» **GIVEN TASK**
Restate the full set of records exactly, word for word.

» **SUPPLIED ENTRIES**

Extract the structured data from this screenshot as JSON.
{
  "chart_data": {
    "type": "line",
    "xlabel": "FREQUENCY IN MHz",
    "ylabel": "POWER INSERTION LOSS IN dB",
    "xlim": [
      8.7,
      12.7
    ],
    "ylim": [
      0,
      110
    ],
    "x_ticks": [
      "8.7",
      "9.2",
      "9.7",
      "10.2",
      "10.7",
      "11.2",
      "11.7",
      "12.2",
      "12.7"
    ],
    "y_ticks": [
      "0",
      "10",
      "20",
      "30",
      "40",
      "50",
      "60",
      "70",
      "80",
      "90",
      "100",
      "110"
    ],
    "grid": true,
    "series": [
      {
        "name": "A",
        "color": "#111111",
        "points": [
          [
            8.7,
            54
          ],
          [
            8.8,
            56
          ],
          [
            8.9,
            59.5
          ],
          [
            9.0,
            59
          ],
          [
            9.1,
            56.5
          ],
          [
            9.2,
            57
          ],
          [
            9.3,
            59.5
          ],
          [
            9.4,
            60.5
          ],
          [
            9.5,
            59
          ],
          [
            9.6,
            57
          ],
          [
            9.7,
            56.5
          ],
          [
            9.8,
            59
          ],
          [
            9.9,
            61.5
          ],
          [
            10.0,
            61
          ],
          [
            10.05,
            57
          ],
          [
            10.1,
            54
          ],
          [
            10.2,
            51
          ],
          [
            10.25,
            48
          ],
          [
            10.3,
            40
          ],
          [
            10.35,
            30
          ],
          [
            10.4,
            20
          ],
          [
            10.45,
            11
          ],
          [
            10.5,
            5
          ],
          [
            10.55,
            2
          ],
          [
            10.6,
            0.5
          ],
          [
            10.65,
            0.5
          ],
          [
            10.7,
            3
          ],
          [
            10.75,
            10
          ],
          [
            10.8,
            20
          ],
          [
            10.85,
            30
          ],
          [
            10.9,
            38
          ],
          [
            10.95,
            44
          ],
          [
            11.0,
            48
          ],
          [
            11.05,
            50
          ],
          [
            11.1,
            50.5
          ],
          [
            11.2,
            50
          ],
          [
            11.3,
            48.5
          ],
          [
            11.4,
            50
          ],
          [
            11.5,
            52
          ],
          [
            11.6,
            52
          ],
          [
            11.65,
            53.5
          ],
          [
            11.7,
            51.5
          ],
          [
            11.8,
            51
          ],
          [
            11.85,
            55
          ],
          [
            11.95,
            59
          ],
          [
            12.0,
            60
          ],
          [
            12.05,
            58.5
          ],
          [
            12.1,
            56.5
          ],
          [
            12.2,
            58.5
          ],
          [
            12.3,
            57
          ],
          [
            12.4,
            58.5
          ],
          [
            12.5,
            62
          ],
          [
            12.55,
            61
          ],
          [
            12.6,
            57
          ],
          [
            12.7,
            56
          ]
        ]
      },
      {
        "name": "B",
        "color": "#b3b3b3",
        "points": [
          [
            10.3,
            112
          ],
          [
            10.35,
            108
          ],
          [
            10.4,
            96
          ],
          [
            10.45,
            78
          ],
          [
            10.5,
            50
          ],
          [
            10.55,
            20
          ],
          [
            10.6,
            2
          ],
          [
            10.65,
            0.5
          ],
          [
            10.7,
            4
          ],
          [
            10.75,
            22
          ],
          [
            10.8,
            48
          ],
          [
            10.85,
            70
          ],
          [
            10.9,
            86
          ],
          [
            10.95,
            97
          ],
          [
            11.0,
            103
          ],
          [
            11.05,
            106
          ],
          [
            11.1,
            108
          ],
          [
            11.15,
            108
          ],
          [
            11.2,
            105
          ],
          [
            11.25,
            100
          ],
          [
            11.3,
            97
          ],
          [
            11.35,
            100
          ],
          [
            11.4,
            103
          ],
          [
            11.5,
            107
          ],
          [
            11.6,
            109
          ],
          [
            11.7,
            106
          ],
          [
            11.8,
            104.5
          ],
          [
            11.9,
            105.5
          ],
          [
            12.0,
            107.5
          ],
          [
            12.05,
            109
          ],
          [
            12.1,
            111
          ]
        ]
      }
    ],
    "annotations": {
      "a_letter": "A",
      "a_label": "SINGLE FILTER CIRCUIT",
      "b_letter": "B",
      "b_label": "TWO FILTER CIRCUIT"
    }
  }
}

» **SOLUTION**
Extract the structured data from this screenshot as JSON.
{
  "chart_data": {
    "type": "line",
    "xlabel": "FREQUENCY IN MHz",
    "ylabel": "POWER INSERTION LOSS IN dB",
    "xlim": [
      8.7,
      12.7
    ],
    "ylim": [
      0,
      110
    ],
    "x_ticks": [
      "8.7",
      "9.2",
      "9.7",
      "10.2",
      "10.7",
      "11.2",
      "11.7",
      "12.2",
      "12.7"
    ],
    "y_ticks": [
      "0",
      "10",
      "20",
      "30",
      "40",
      "50",
      "60",
      "70",
      "80",
      "90",
      "100",
      "110"
    ],
    "grid": true,
    "series": [
      {
        "name": "A",
        "color": "#111111",
        "points": [
          [
            8.7,
            54
          ],
          [
            8.8,
            56
          ],
          [
            8.9,
            59.5
          ],
          [
            9.0,
            59
          ],
          [
            9.1,
            56.5
          ],
          [
            9.2,
            57
          ],
          [
            9.3,
            59.5
          ],
          [
            9.4,
            60.5
          ],
          [
            9.5,
            59
          ],
          [
            9.6,
            57
          ],
          [
            9.7,
            56.5
          ],
          [
            9.8,
            59
          ],
          [
            9.9,
            61.5
          ],
          [
            10.0,
            61
          ],
          [
            10.05,
            57
          ],
          [
            10.1,
            54
          ],
          [
            10.2,
            51
          ],
          [
            10.25,
            48
          ],
          [
            10.3,
            40
          ],
          [
            10.35,
            30
          ],
          [
            10.4,
            20
          ],
          [
            10.45,
            11
          ],
          [
            10.5,
            5
          ],
          [
            10.55,
            2
          ],
          [
            10.6,
            0.5
          ],
          [
            10.65,
            0.5
          ],
          [
            10.7,
            3
          ],
          [
            10.75,
            10
          ],
          [
            10.8,
            20
          ],
          [
            10.85,
            30
          ],
          [
            10.9,
            38
          ],
          [
            10.95,
            44
          ],
          [
            11.0,
            48
          ],
          [
            11.05,
            50
          ],
          [
            11.1,
            50.5
          ],
          [
            11.2,
            50
          ],
          [
            11.3,
            48.5
          ],
          [
            11.4,
            50
          ],
          [
            11.5,
            52
          ],
          [
            11.6,
            52
          ],
          [
            11.65,
            53.5
          ],
          [
            11.7,
            51.5
          ],
          [
            11.8,
            51
          ],
          [
            11.85,
            55
          ],
          [
            11.95,
            59
          ],
          [
            12.0,
            60
          ],
          [
            12.05,
            58.5
          ],
          [
            12.1,
            56.5
          ],
          [
            12.2,
            58.5
          ],
          [
            12.3,
            57
          ],
          [
            12.4,
            58.5
          ],
          [
            12.5,
            62
          ],
          [
            12.55,
            61
          ],
          [
            12.6,
            57
          ],
          [
            12.7,
            56
          ]
        ]
      },
      {
        "name": "B",
        "color": "#b3b3b3",
        "points": [
          [
            10.3,
            112
          ],
          [
            10.35,
            108
          ],
          [
            10.4,
            96
          ],
          [
            10.45,
            78
          ],
          [
            10.5,
            50
          ],
          [
            10.55,
            20
          ],
          [
            10.6,
            2
          ],
          [
            10.65,
            0.5
          ],
          [
            10.7,
            4
          ],
          [
            10.75,
            22
          ],
          [
            10.8,
            48
          ],
          [
            10.85,
            70
          ],
          [
            10.9,
            86
          ],
          [
            10.95,
            97
          ],
          [
            11.0,
            103
          ],
          [
            11.05,
            106
          ],
          [
            11.1,
            108
          ],
          [
            11.15,
            108
          ],
          [
            11.2,
            105
          ],
          [
            11.25,
            100
          ],
          [
            11.3,
            97
          ],
          [
            11.35,
            100
          ],
          [
            11.4,
            103
          ],
          [
            11.5,
            107
          ],
          [
            11.6,
            109
          ],
          [
            11.7,
            106
          ],
          [
            11.8,
            104.5
          ],
          [
            11.9,
            105.5
          ],
          [
            12.0,
            107.5
          ],
          [
            12.05,
            109
          ],
          [
            12.1,
            111
          ]
        ]
      }
    ],
    "annotations": {
      "a_letter": "A",
      "a_label": "SINGLE FILTER CIRCUIT",
      "b_letter": "B",
      "b_label": "TWO FILTER CIRCUIT"
    }
  }
}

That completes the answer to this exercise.